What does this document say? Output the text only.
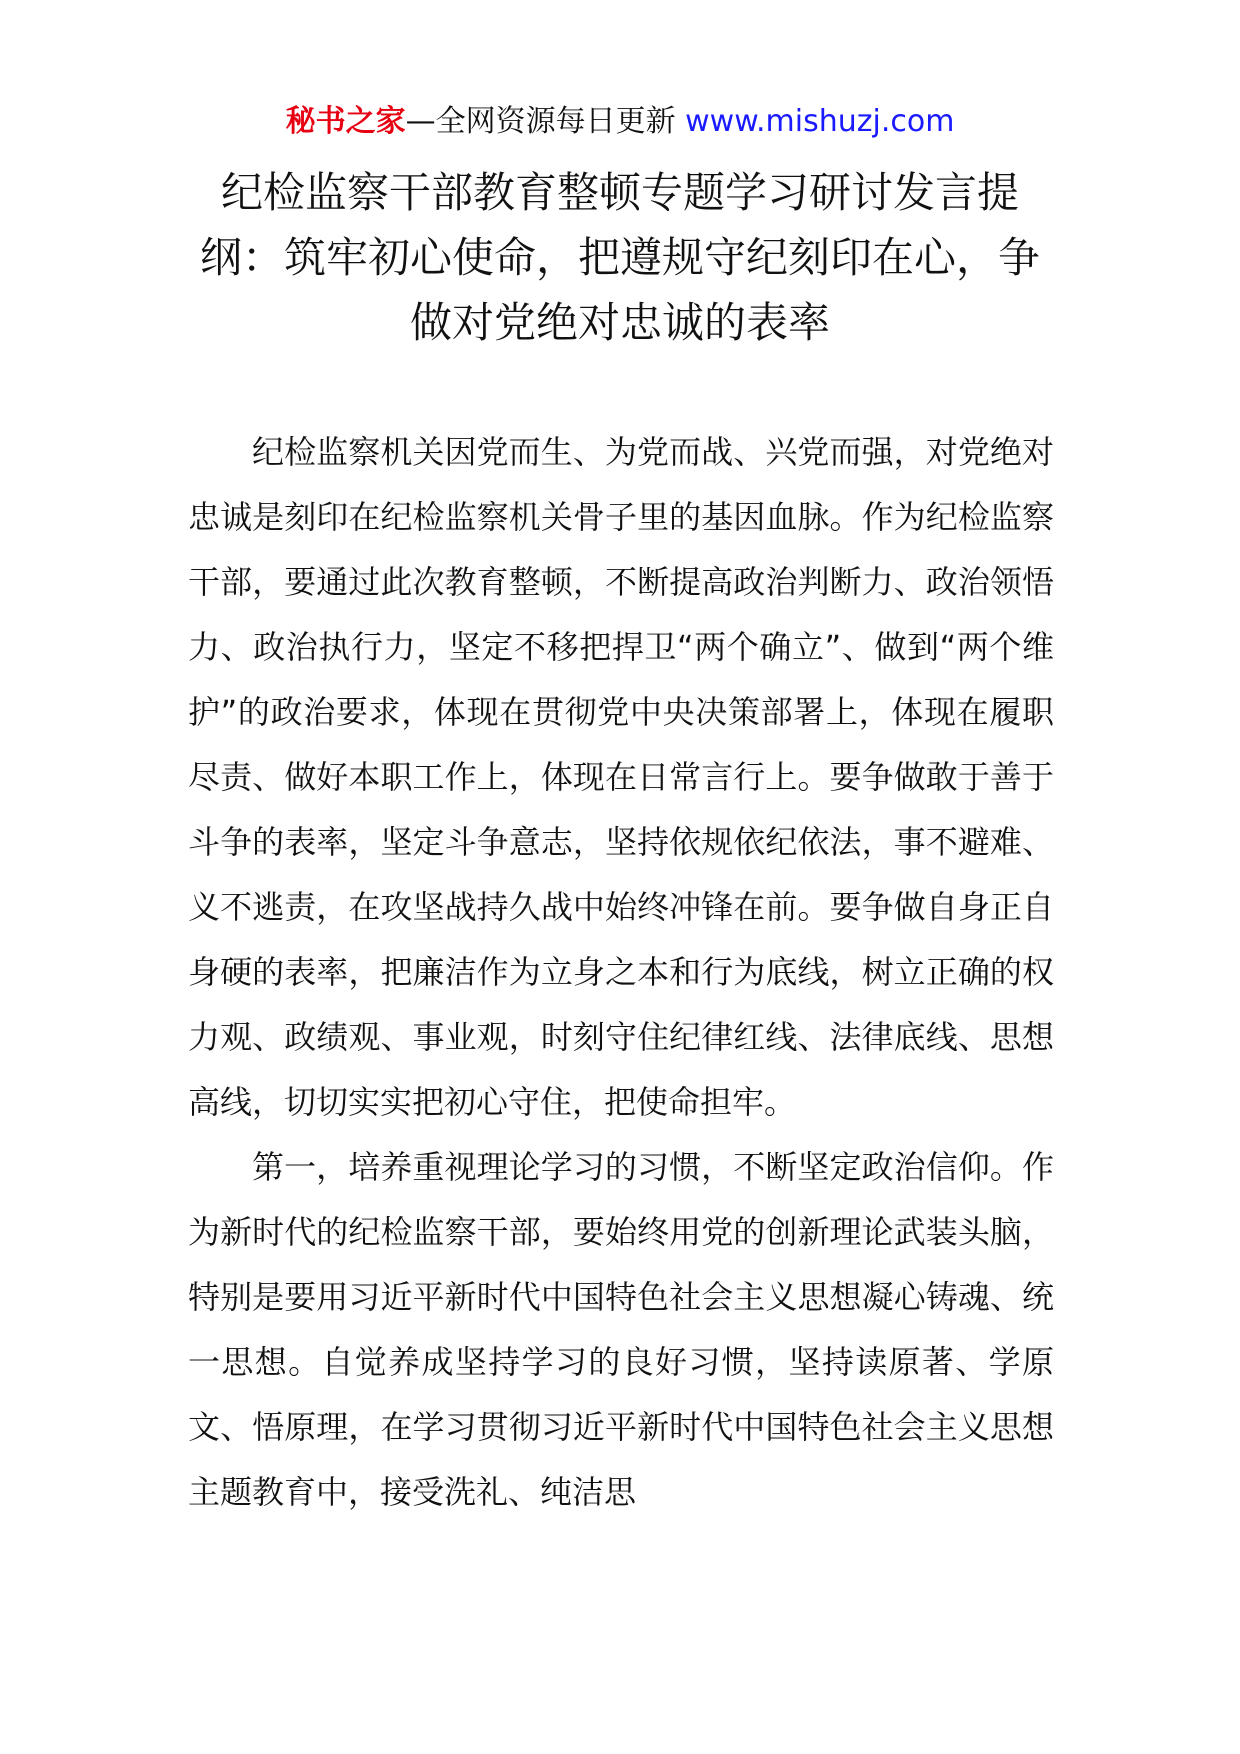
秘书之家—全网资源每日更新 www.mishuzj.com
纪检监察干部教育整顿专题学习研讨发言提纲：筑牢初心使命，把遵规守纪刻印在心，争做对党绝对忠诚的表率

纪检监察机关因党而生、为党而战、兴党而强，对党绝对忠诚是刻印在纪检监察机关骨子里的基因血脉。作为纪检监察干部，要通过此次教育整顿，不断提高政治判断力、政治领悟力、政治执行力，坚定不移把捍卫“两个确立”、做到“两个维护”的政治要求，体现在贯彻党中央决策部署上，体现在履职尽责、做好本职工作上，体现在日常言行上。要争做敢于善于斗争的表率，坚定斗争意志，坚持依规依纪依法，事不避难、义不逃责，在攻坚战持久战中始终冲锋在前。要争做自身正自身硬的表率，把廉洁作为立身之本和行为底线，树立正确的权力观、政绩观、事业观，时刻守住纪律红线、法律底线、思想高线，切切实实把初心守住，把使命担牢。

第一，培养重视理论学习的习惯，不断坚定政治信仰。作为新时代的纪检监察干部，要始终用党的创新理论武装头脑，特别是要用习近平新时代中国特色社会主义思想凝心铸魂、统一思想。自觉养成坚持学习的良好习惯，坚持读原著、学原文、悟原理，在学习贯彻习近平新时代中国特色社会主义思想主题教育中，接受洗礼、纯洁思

★ ★ ★ ★

◆ **Problem**
Copy each line of the records precisely and drop any images they hold.

◆ **The completed task**
What does this document say? Output the text only.
秘书之家—全网资源每日更新 www.mishuzj.com
纪检监察干部教育整顿专题学习研讨发言提纲：筑牢初心使命，把遵规守纪刻印在心，争做对党绝对忠诚的表率

纪检监察机关因党而生、为党而战、兴党而强，对党绝对忠诚是刻印在纪检监察机关骨子里的基因血脉。作为纪检监察干部，要通过此次教育整顿，不断提高政治判断力、政治领悟力、政治执行力，坚定不移把捍卫“两个确立”、做到“两个维护”的政治要求，体现在贯彻党中央决策部署上，体现在履职尽责、做好本职工作上，体现在日常言行上。要争做敢于善于斗争的表率，坚定斗争意志，坚持依规依纪依法，事不避难、义不逃责，在攻坚战持久战中始终冲锋在前。要争做自身正自身硬的表率，把廉洁作为立身之本和行为底线，树立正确的权力观、政绩观、事业观，时刻守住纪律红线、法律底线、思想高线，切切实实把初心守住，把使命担牢。

第一，培养重视理论学习的习惯，不断坚定政治信仰。作为新时代的纪检监察干部，要始终用党的创新理论武装头脑，特别是要用习近平新时代中国特色社会主义思想凝心铸魂、统一思想。自觉养成坚持学习的良好习惯，坚持读原著、学原文、悟原理，在学习贯彻习近平新时代中国特色社会主义思想主题教育中，接受洗礼、纯洁思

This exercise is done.